**YOUR GOAL:** Give the count of lines in the entries that include "kunde", and write nothing besides it.

Excerpts from a transcription dataset:
<<<<

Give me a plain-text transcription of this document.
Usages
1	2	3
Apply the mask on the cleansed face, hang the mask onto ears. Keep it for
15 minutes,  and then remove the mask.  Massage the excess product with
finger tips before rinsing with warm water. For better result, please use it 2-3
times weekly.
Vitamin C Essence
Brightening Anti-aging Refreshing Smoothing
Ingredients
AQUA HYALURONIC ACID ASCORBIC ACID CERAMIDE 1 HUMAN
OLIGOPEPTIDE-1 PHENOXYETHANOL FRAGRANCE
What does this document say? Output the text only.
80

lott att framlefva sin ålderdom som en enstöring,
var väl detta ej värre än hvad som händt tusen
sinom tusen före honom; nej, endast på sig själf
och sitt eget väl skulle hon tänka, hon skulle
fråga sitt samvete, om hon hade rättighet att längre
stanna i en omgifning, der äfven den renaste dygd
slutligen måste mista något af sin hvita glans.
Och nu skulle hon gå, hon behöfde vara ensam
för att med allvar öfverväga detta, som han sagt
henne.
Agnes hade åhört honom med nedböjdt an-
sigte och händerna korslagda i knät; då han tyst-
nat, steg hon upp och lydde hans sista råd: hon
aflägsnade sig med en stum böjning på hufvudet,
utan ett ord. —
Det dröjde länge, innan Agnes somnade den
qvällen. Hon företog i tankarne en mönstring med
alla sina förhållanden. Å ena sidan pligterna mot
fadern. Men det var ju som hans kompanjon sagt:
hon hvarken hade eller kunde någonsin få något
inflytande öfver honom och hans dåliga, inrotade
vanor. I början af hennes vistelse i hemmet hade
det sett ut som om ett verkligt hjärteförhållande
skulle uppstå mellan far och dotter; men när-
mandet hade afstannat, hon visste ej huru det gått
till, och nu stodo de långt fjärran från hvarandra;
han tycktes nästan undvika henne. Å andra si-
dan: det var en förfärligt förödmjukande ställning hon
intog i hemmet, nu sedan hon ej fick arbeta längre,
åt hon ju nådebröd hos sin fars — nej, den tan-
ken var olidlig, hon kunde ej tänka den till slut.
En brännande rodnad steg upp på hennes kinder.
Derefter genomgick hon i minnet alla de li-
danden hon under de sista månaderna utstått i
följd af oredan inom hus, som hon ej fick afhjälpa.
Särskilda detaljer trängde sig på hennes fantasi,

>>>>

**OUTPUT BELOW:** 2